# [読解用抜粋]
2. Google アカウントに電話番号を追加の続き

メッセージアプリにメッセージが届いているのでメッセージアプリをタップすると、”Google による電話番号の確認” というメッセージが届いていました。
Pixel の初回起動の#8 で電話番号を追加する選択をしたので、このメッセージが送信されたようです。
ということで、電話番号追加の確認手順を進めます。

  1. “Google による電話番号の確認” というメッセージにhttps://goo.gl/で始まるURLのリンクがあるのでリンクをタップ
  2. Chrome が起動するので[同意する] をタップ
  3. “同期を有効にしますか?” と表示されるので、[いいえ] ではなく[有効にする] をタップ
  4. “Android ヘルプ” の”Androidスマートフォンの電話番号の確認手続きを行う” のページが表示される

このタイミングで、”Pixel のセットアップを完了してください” という通知が表示されました。
この通知をタップすると、Pixel の初回起動の#18 でスキップしたGoogle Pay の設定や、データのコピー、それ以外の設定をすることができましたが、これらは後で必要であればやればよいと思っていたことなのでスキップしました。

3. プリインストールアプリを確認する

16個のアプリをインストールしました” という通知が来ているので、初回起動直後の既にインストールされているアプリを確認しておきます。

全部で34個のアプリのアイコンがありました。

Google Pixel 6a アプリ(1/2)
Google Pixel 6a アプリ(2/2)

4. アプリをインストールする

アプリのインストールは、Playストアのアプリではなく、パソコンのブラウザで開いたGoogle Play のページ上で行います。

# [資料データ]
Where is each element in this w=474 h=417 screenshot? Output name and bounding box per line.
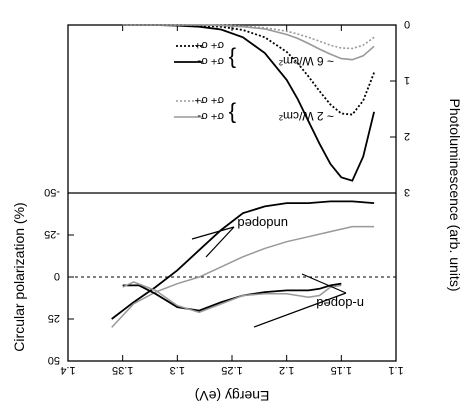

# [課題 A]
読解用抜粋のうち、「2. Google アカウントに電話番号を追加の続き」という語句を含むところから始めて「ということで、電話番号追加の確認手順を進めます。」の後で終わる部分を、一字も変えずに書き写してください。
# [課題 B]
読解用抜粋によると、初回起動直後に確認したアプリのアイコンは全部で何個ありましたか。
資料は別の出典から取られたものです。

# [解答 A]
2. Google アカウントに電話番号を追加の続き

メッセージアプリにメッセージが届いているのでメッセージアプリをタップすると、”Google による電話番号の確認” というメッセージが届いていました。
Pixel の初回起動の#8 で電話番号を追加する選択をしたので、このメッセージが送信されたようです。
ということで、電話番号追加の確認手順を進めます。

# [解答 B]
34個です。